Locate the lines where "Tage" occurs and copy them as they stand.

————————

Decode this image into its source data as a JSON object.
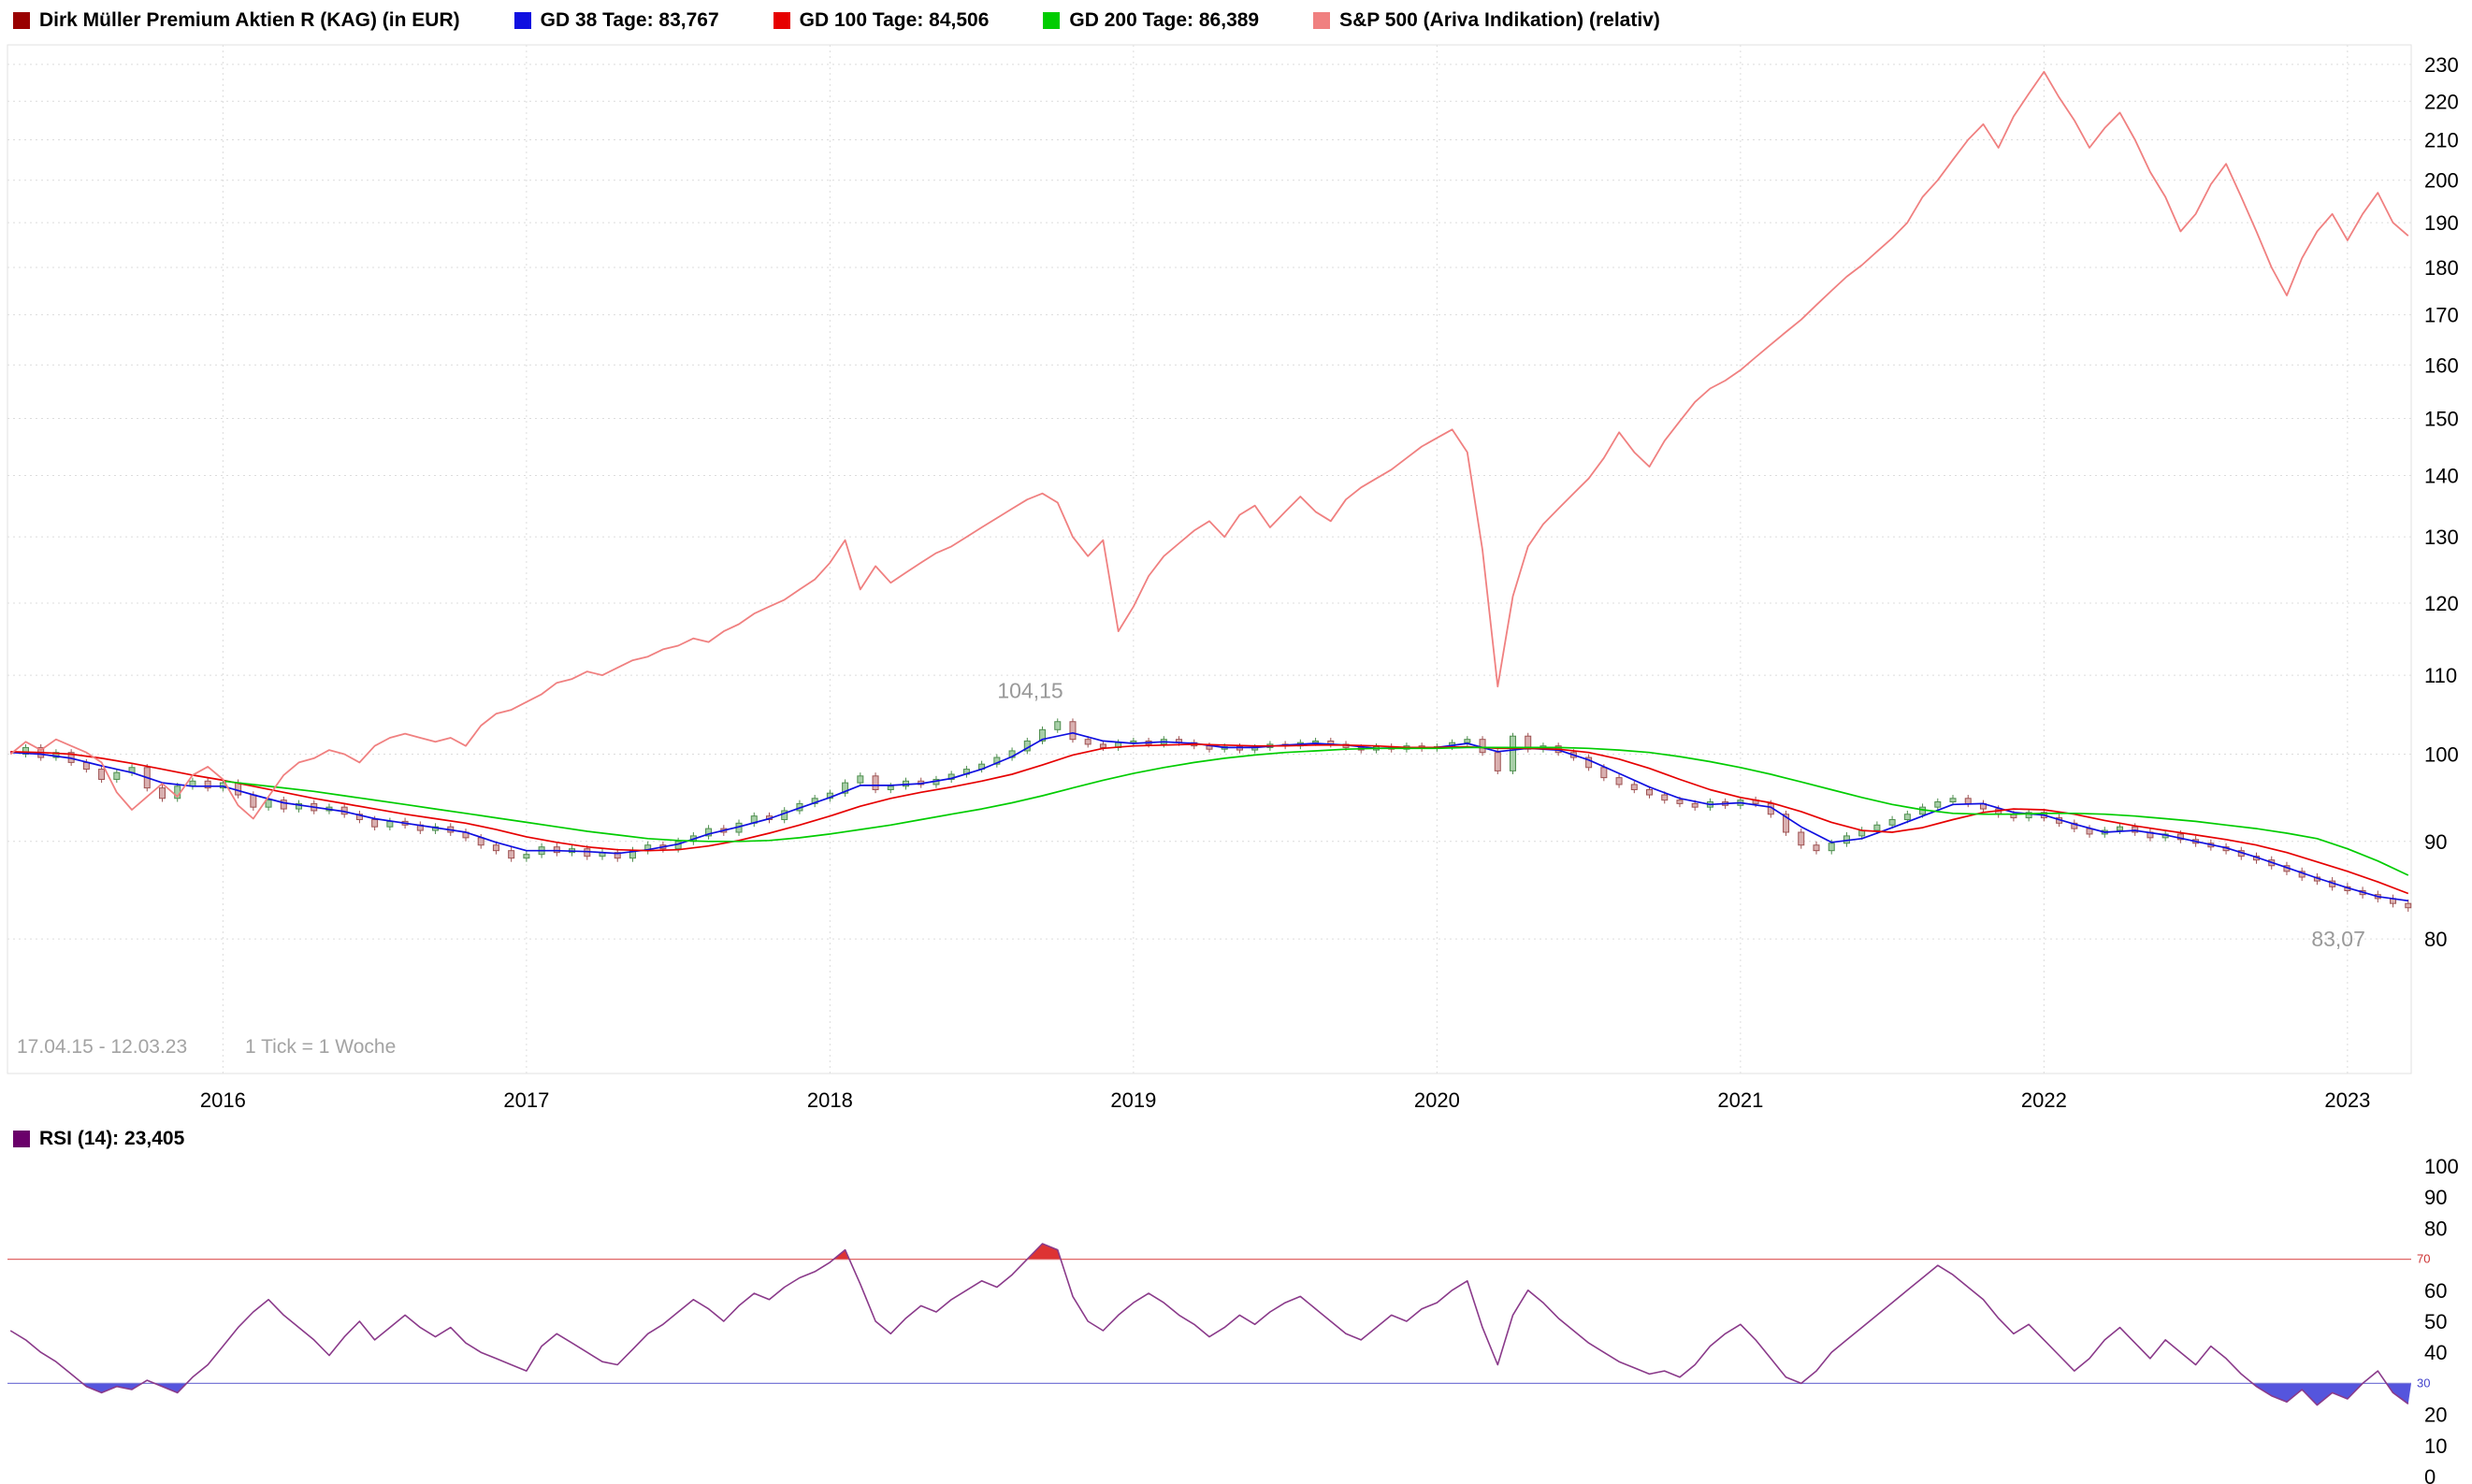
{
  "legend_main": {
    "items": [
      {
        "label": "Dirk Müller Premium Aktien R (KAG) (in EUR)",
        "color": "#990000"
      },
      {
        "label": "GD 38 Tage: 83,767",
        "color": "#0f0fe0"
      },
      {
        "label": "GD 100 Tage: 84,506",
        "color": "#e60000"
      },
      {
        "label": "GD 200 Tage: 86,389",
        "color": "#00cc00"
      },
      {
        "label": "S&P 500 (Ariva Indikation) (relativ)",
        "color": "#f08080"
      }
    ]
  },
  "legend_rsi": {
    "items": [
      {
        "label": "RSI (14): 23,405",
        "color": "#6a006a"
      }
    ]
  },
  "footer": {
    "date_range": "17.04.15 - 12.03.23",
    "tick_info": "1 Tick = 1 Woche"
  },
  "chart_data": [
    {
      "type": "line",
      "title": "Dirk Müller Premium Aktien R (KAG) (in EUR) mit GD38/GD100/GD200 und S&P 500 (relativ)",
      "y_scale": "log",
      "grid": true,
      "legend_position": "top",
      "x_range": [
        2015.29,
        2023.21
      ],
      "y_range": [
        68,
        235.5
      ],
      "y_ticks": [
        80,
        90,
        100,
        110,
        120,
        130,
        140,
        150,
        160,
        170,
        180,
        190,
        200,
        210,
        220,
        230
      ],
      "x_ticks": [
        2016,
        2017,
        2018,
        2019,
        2020,
        2021,
        2022,
        2023
      ],
      "annotations": [
        {
          "text": "104,15",
          "x": 2018.66,
          "y": 107.0,
          "color": "#999999",
          "anchor": "middle"
        },
        {
          "text": "83,07",
          "x": 2022.97,
          "y": 79.3,
          "color": "#999999",
          "anchor": "middle"
        }
      ],
      "series": [
        {
          "name": "Dirk Müller Premium Aktien R (KAG) (in EUR)",
          "style": "candles",
          "up_color": "#4e8e4e",
          "up_fill": "#a8cfa8",
          "down_color": "#9e5252",
          "down_fill": "#d9b0b0",
          "wick_extend": 0.4,
          "x0": 2015.3,
          "dx": 0.05,
          "values": [
            100.0,
            100.8,
            99.6,
            100.2,
            99.0,
            98.2,
            97.0,
            97.8,
            98.4,
            96.0,
            94.8,
            96.2,
            96.8,
            96.0,
            96.6,
            95.2,
            93.8,
            94.6,
            93.6,
            94.2,
            93.4,
            93.8,
            93.0,
            92.4,
            91.6,
            92.2,
            91.8,
            91.2,
            91.6,
            91.0,
            90.4,
            89.6,
            89.0,
            88.2,
            88.6,
            89.4,
            88.8,
            89.2,
            88.4,
            88.8,
            88.2,
            89.0,
            89.6,
            89.2,
            90.0,
            90.6,
            91.4,
            91.0,
            92.0,
            92.8,
            92.4,
            93.4,
            94.2,
            94.8,
            95.4,
            96.6,
            97.4,
            95.8,
            96.2,
            96.8,
            96.4,
            97.0,
            97.6,
            98.2,
            98.8,
            99.6,
            100.4,
            101.6,
            103.0,
            104.0,
            101.8,
            101.2,
            100.8,
            101.4,
            101.6,
            101.2,
            101.8,
            101.4,
            101.0,
            100.6,
            100.9,
            100.5,
            100.8,
            101.2,
            101.0,
            101.4,
            101.6,
            101.2,
            100.8,
            100.5,
            100.9,
            100.6,
            101.0,
            100.7,
            100.9,
            101.4,
            101.8,
            100.2,
            98.0,
            102.2,
            100.6,
            101.0,
            100.2,
            99.6,
            98.4,
            97.2,
            96.4,
            95.8,
            95.2,
            94.6,
            94.2,
            93.8,
            94.4,
            94.0,
            94.6,
            94.2,
            93.0,
            91.0,
            89.6,
            89.0,
            89.8,
            90.6,
            91.2,
            91.8,
            92.4,
            93.0,
            93.8,
            94.4,
            94.8,
            94.2,
            93.6,
            93.0,
            92.6,
            93.2,
            92.6,
            92.0,
            91.4,
            90.8,
            91.2,
            91.6,
            91.0,
            90.4,
            90.8,
            90.2,
            89.8,
            89.4,
            89.0,
            88.4,
            88.0,
            87.4,
            86.8,
            86.2,
            85.8,
            85.2,
            84.8,
            84.4,
            84.0,
            83.5,
            83.07
          ]
        },
        {
          "name": "GD 38 Tage",
          "style": "line",
          "color": "#0f0fe0",
          "width": 1.7,
          "x0": 2015.3,
          "dx": 0.1,
          "values": [
            100.2,
            100.0,
            99.5,
            98.6,
            97.8,
            96.6,
            96.2,
            96.2,
            95.2,
            94.3,
            93.8,
            93.3,
            92.5,
            92.0,
            91.5,
            91.0,
            89.9,
            89.0,
            89.0,
            88.9,
            88.7,
            89.1,
            89.7,
            90.8,
            91.6,
            92.5,
            93.7,
            94.9,
            96.3,
            96.3,
            96.5,
            97.1,
            98.2,
            99.7,
            101.8,
            102.6,
            101.6,
            101.3,
            101.5,
            101.3,
            100.8,
            100.8,
            101.1,
            101.3,
            101.1,
            100.7,
            100.8,
            100.8,
            101.3,
            100.3,
            100.7,
            100.5,
            99.3,
            97.7,
            96.1,
            94.8,
            94.1,
            94.3,
            93.8,
            91.6,
            89.9,
            90.3,
            91.5,
            92.8,
            94.1,
            94.2,
            93.2,
            92.9,
            91.9,
            91.0,
            91.2,
            90.7,
            90.0,
            89.3,
            88.3,
            87.2,
            86.1,
            85.1,
            84.2,
            83.77
          ]
        },
        {
          "name": "GD 100 Tage",
          "style": "line",
          "color": "#e60000",
          "width": 1.7,
          "x0": 2015.3,
          "dx": 0.1,
          "values": [
            100.3,
            100.2,
            100.0,
            99.5,
            98.9,
            98.2,
            97.5,
            96.9,
            96.2,
            95.5,
            94.8,
            94.2,
            93.6,
            93.0,
            92.5,
            92.0,
            91.3,
            90.5,
            89.9,
            89.4,
            89.1,
            89.0,
            89.1,
            89.5,
            90.1,
            90.9,
            91.8,
            92.8,
            93.9,
            94.8,
            95.5,
            96.1,
            96.8,
            97.6,
            98.7,
            99.9,
            100.7,
            101.0,
            101.1,
            101.2,
            101.1,
            101.0,
            101.0,
            101.1,
            101.1,
            101.0,
            100.8,
            100.8,
            100.9,
            100.7,
            100.7,
            100.6,
            100.2,
            99.4,
            98.3,
            97.0,
            95.8,
            94.9,
            94.3,
            93.3,
            92.1,
            91.2,
            91.0,
            91.5,
            92.4,
            93.2,
            93.6,
            93.5,
            93.0,
            92.3,
            91.7,
            91.2,
            90.7,
            90.2,
            89.6,
            88.8,
            87.8,
            86.8,
            85.7,
            84.51
          ]
        },
        {
          "name": "GD 200 Tage",
          "style": "line",
          "color": "#00cc00",
          "width": 1.7,
          "x0": 2016.0,
          "dx": 0.1,
          "values": [
            96.8,
            96.4,
            96.0,
            95.6,
            95.1,
            94.6,
            94.1,
            93.6,
            93.1,
            92.6,
            92.1,
            91.6,
            91.1,
            90.7,
            90.3,
            90.1,
            90.0,
            90.0,
            90.1,
            90.4,
            90.8,
            91.3,
            91.8,
            92.4,
            93.0,
            93.6,
            94.3,
            95.1,
            96.0,
            96.9,
            97.7,
            98.4,
            99.0,
            99.5,
            99.9,
            100.2,
            100.4,
            100.6,
            100.7,
            100.7,
            100.7,
            100.8,
            100.8,
            100.8,
            100.8,
            100.7,
            100.5,
            100.2,
            99.7,
            99.1,
            98.4,
            97.6,
            96.7,
            95.8,
            94.9,
            94.1,
            93.5,
            93.1,
            93.0,
            93.0,
            93.1,
            93.1,
            93.0,
            92.8,
            92.5,
            92.2,
            91.8,
            91.4,
            90.9,
            90.3,
            89.2,
            87.9,
            86.39
          ]
        },
        {
          "name": "S&P 500 (Ariva Indikation) (relativ)",
          "style": "line",
          "color": "#f08080",
          "width": 1.8,
          "x0": 2015.3,
          "dx": 0.05,
          "values": [
            100,
            101.5,
            100.5,
            101.8,
            101.0,
            100.2,
            99.0,
            95.5,
            93.5,
            95.0,
            96.5,
            95.0,
            97.5,
            98.5,
            97.0,
            94.0,
            92.5,
            95.0,
            97.5,
            99.0,
            99.5,
            100.5,
            100.0,
            99.0,
            101.0,
            102.0,
            102.5,
            102.0,
            101.5,
            102.0,
            101.0,
            103.5,
            105.0,
            105.5,
            106.5,
            107.5,
            109.0,
            109.5,
            110.5,
            110.0,
            111.0,
            112.0,
            112.5,
            113.5,
            114.0,
            115.0,
            114.5,
            116.0,
            117.0,
            118.5,
            119.5,
            120.5,
            122.0,
            123.5,
            126.0,
            129.5,
            122.0,
            125.5,
            123.0,
            124.5,
            126.0,
            127.5,
            128.5,
            130.0,
            131.5,
            133.0,
            134.5,
            136.0,
            137.0,
            135.5,
            130.0,
            127.0,
            129.5,
            116.0,
            119.5,
            124.0,
            127.0,
            129.0,
            131.0,
            132.5,
            130.0,
            133.5,
            135.0,
            131.5,
            134.0,
            136.5,
            134.0,
            132.5,
            136.0,
            138.0,
            139.5,
            141.0,
            143.0,
            145.0,
            146.5,
            148.0,
            144.0,
            128.0,
            108.5,
            121.0,
            128.5,
            132.0,
            134.5,
            137.0,
            139.5,
            143.0,
            147.5,
            144.0,
            141.5,
            146.0,
            149.5,
            153.0,
            155.5,
            157.0,
            159.0,
            161.5,
            164.0,
            166.5,
            169.0,
            172.0,
            175.0,
            178.0,
            180.5,
            183.5,
            186.5,
            190.0,
            196.0,
            200.0,
            205.0,
            210.0,
            214.0,
            208.0,
            216.0,
            222.0,
            228.0,
            221.0,
            215.0,
            208.0,
            213.0,
            217.0,
            210.0,
            202.0,
            196.0,
            188.0,
            192.0,
            199.0,
            204.0,
            196.0,
            188.0,
            180.0,
            174.0,
            182.0,
            188.0,
            192.0,
            186.0,
            192.0,
            197.0,
            190.0,
            187.0
          ]
        }
      ]
    },
    {
      "type": "line",
      "title": "RSI (14)",
      "y_scale": "linear",
      "grid": false,
      "x_range": [
        2015.29,
        2023.21
      ],
      "y_range": [
        0,
        100
      ],
      "y_ticks": [
        0,
        10,
        20,
        40,
        50,
        60,
        80,
        90,
        100
      ],
      "threshold_upper": {
        "value": 70,
        "line_color": "#e06666",
        "fill_color": "#dd3333",
        "label": "70",
        "label_color": "#cc3333"
      },
      "threshold_lower": {
        "value": 30,
        "line_color": "#7a7ad8",
        "fill_color": "#5555dd",
        "label": "30",
        "label_color": "#4444cc"
      },
      "series": [
        {
          "name": "RSI (14)",
          "style": "line",
          "color": "#8a3a8a",
          "width": 1.6,
          "x0": 2015.3,
          "dx": 0.05,
          "values": [
            47,
            44,
            40,
            37,
            33,
            29,
            27,
            29,
            28,
            31,
            29,
            27,
            32,
            36,
            42,
            48,
            53,
            57,
            52,
            48,
            44,
            39,
            45,
            50,
            44,
            48,
            52,
            48,
            45,
            48,
            43,
            40,
            38,
            36,
            34,
            42,
            46,
            43,
            40,
            37,
            36,
            41,
            46,
            49,
            53,
            57,
            54,
            50,
            55,
            59,
            57,
            61,
            64,
            66,
            69,
            73,
            62,
            50,
            46,
            51,
            55,
            53,
            57,
            60,
            63,
            61,
            65,
            70,
            75,
            73,
            58,
            50,
            47,
            52,
            56,
            59,
            56,
            52,
            49,
            45,
            48,
            52,
            49,
            53,
            56,
            58,
            54,
            50,
            46,
            44,
            48,
            52,
            50,
            54,
            56,
            60,
            63,
            48,
            36,
            52,
            60,
            56,
            51,
            47,
            43,
            40,
            37,
            35,
            33,
            34,
            32,
            36,
            42,
            46,
            49,
            44,
            38,
            32,
            30,
            34,
            40,
            44,
            48,
            52,
            56,
            60,
            64,
            68,
            65,
            61,
            57,
            51,
            46,
            49,
            44,
            39,
            34,
            38,
            44,
            48,
            43,
            38,
            44,
            40,
            36,
            42,
            38,
            33,
            29,
            26,
            24,
            28,
            23,
            27,
            25,
            30,
            34,
            27,
            23.4
          ]
        }
      ]
    }
  ]
}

————————

FULL OUTPUT >>
        "label": "GD 38 Tage: 83,767",
        "label": "GD 100 Tage: 84,506",
        "label": "GD 200 Tage: 86,389",
          "name": "GD 38 Tage",
          "name": "GD 100 Tage",
          "name": "GD 200 Tage",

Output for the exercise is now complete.